Aim -> Using the material that follows, identify and copy each line with the string "name".

Given entries ->
==================================================

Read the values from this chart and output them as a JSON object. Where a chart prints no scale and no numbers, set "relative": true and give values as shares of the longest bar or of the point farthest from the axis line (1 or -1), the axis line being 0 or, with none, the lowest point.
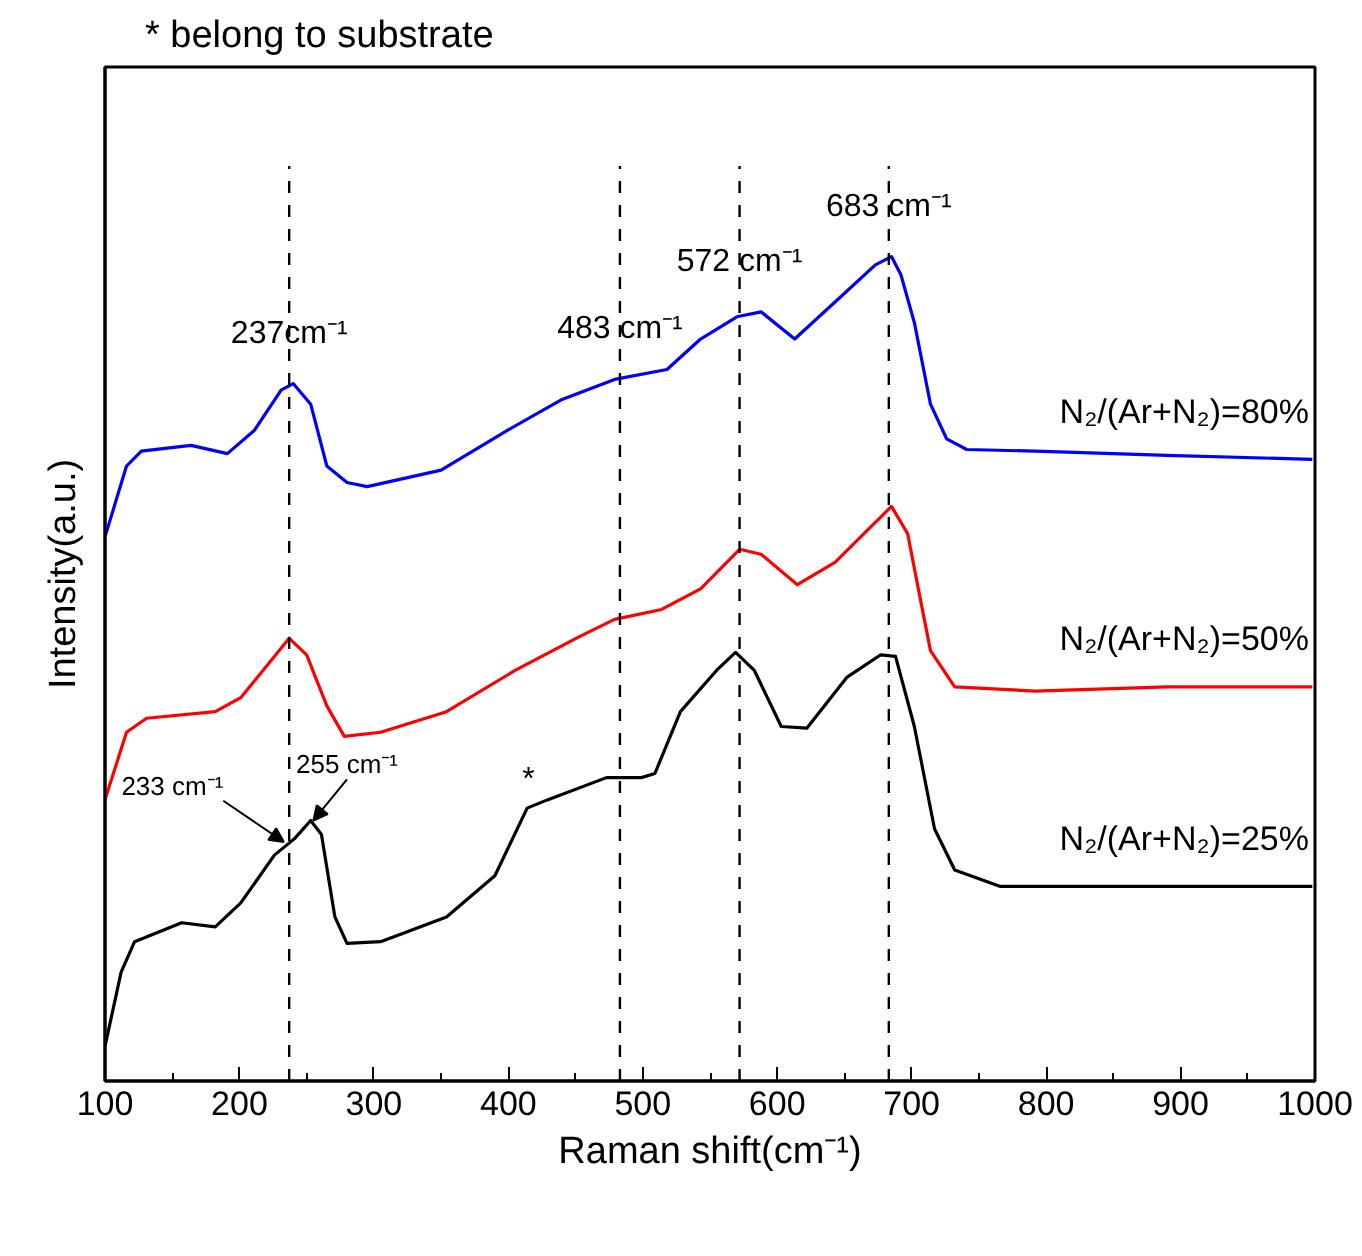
{
  "chart_data": {
    "type": "line",
    "relative": true,
    "xlabel": "Raman shift(cm⁻¹)",
    "ylabel": "Intensity(a.u.)",
    "xlim": [
      100,
      1000
    ],
    "xticks": [
      100,
      200,
      300,
      400,
      500,
      600,
      700,
      800,
      900,
      1000
    ],
    "grid": false,
    "legend": false,
    "marker": "none",
    "line_style": "solid",
    "series": [
      {
        "name": "N₂/(Ar+N₂)=80%",
        "color": "#0000ff",
        "x": [
          100,
          116,
          127,
          164,
          191,
          211,
          231,
          240,
          253,
          265,
          280,
          295,
          350,
          399,
          439,
          479,
          518,
          543,
          570,
          588,
          613,
          643,
          673,
          685,
          692,
          702,
          714,
          726,
          741,
          792,
          890,
          998
        ],
        "values": [
          0.66,
          0.746,
          0.764,
          0.771,
          0.761,
          0.789,
          0.838,
          0.846,
          0.821,
          0.746,
          0.726,
          0.721,
          0.741,
          0.789,
          0.826,
          0.851,
          0.863,
          0.9,
          0.927,
          0.933,
          0.9,
          0.945,
          0.99,
          1,
          0.978,
          0.92,
          0.821,
          0.779,
          0.766,
          0.764,
          0.759,
          0.754
        ]
      },
      {
        "name": "N₂/(Ar+N₂)=50%",
        "color": "#ff0000",
        "x": [
          100,
          116,
          131,
          182,
          201,
          226,
          237,
          250,
          265,
          278,
          305,
          354,
          405,
          454,
          479,
          514,
          543,
          572,
          588,
          615,
          643,
          685,
          697,
          707,
          714,
          732,
          792,
          890,
          998
        ],
        "values": [
          0.341,
          0.423,
          0.44,
          0.448,
          0.465,
          0.515,
          0.537,
          0.517,
          0.455,
          0.418,
          0.423,
          0.448,
          0.498,
          0.54,
          0.56,
          0.572,
          0.597,
          0.645,
          0.639,
          0.602,
          0.629,
          0.697,
          0.664,
          0.58,
          0.522,
          0.478,
          0.473,
          0.478,
          0.478
        ]
      },
      {
        "name": "N₂/(Ar+N₂)=25%",
        "color": "#000000",
        "x": [
          100,
          112,
          122,
          157,
          182,
          201,
          226,
          241,
          253,
          261,
          271,
          280,
          305,
          354,
          390,
          414,
          429,
          473,
          499,
          509,
          528,
          556,
          569,
          583,
          603,
          622,
          652,
          677,
          688,
          702,
          717,
          732,
          766,
          890,
          998
        ],
        "values": [
          0.042,
          0.132,
          0.169,
          0.192,
          0.187,
          0.216,
          0.274,
          0.294,
          0.316,
          0.299,
          0.199,
          0.167,
          0.169,
          0.199,
          0.249,
          0.331,
          0.341,
          0.368,
          0.368,
          0.373,
          0.448,
          0.5,
          0.52,
          0.498,
          0.43,
          0.428,
          0.49,
          0.517,
          0.515,
          0.43,
          0.306,
          0.256,
          0.236,
          0.236,
          0.236
        ]
      }
    ],
    "ref_lines": [
      {
        "axis": "x",
        "value": 237,
        "label": "237cm⁻¹",
        "line_style": "dashed",
        "color": "#000000"
      },
      {
        "axis": "x",
        "value": 483,
        "label": "483 cm⁻¹",
        "line_style": "dashed",
        "color": "#000000"
      },
      {
        "axis": "x",
        "value": 572,
        "label": "572 cm⁻¹",
        "line_style": "dashed",
        "color": "#000000"
      },
      {
        "axis": "x",
        "value": 683,
        "label": "683 cm⁻¹",
        "line_style": "dashed",
        "color": "#000000"
      }
    ],
    "annotations": [
      "* belong to substrate",
      {
        "text": "233 cm⁻¹",
        "x": 233,
        "y": 0.29
      },
      {
        "text": "255 cm⁻¹",
        "x": 255,
        "y": 0.316
      },
      {
        "text": "*",
        "x": 415,
        "y": 0.335
      }
    ]
  }
}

==================================================

Answer in full ->
        "name": "N₂/(Ar+N₂)=80%",
        "name": "N₂/(Ar+N₂)=50%",
        "name": "N₂/(Ar+N₂)=25%",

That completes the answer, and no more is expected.